> _Problem_
Lines containing the string "ditto" are to be counted; report the total by itself.

Source data:
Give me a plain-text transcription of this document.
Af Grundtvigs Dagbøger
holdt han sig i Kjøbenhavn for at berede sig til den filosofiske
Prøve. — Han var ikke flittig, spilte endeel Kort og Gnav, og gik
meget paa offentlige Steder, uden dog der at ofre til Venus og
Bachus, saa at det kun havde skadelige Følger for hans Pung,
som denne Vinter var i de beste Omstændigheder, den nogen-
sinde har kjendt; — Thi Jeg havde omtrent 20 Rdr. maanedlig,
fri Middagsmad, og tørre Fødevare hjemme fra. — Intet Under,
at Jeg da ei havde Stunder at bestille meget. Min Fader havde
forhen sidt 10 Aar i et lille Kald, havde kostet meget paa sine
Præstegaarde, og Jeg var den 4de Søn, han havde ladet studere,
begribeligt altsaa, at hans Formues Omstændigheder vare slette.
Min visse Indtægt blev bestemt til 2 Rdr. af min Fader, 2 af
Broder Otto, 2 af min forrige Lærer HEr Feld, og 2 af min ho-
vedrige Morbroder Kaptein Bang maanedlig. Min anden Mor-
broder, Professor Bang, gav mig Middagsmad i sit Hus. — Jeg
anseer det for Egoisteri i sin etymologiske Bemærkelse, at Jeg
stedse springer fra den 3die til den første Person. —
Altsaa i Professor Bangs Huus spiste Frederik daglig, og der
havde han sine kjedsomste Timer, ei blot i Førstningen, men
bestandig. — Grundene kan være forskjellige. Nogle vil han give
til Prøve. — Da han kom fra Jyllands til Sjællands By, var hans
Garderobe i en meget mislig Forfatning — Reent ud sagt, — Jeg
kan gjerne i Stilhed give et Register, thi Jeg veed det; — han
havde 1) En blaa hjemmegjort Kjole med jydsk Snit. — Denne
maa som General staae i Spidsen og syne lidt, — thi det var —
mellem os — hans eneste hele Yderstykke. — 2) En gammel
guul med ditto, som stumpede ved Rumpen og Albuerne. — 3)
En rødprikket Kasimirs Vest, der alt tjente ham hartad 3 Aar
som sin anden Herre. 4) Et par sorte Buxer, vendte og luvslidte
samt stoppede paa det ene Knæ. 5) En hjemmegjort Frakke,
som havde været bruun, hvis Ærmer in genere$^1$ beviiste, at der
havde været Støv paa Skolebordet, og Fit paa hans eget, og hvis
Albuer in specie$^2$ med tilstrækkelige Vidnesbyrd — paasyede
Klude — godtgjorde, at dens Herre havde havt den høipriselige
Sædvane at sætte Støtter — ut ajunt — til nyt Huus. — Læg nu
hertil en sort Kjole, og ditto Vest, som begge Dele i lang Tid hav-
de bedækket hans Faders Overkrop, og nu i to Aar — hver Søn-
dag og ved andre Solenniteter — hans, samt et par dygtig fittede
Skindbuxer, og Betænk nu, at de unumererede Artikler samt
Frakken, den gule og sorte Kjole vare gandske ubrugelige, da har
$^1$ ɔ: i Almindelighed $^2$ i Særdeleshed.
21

> _Response to the task_
2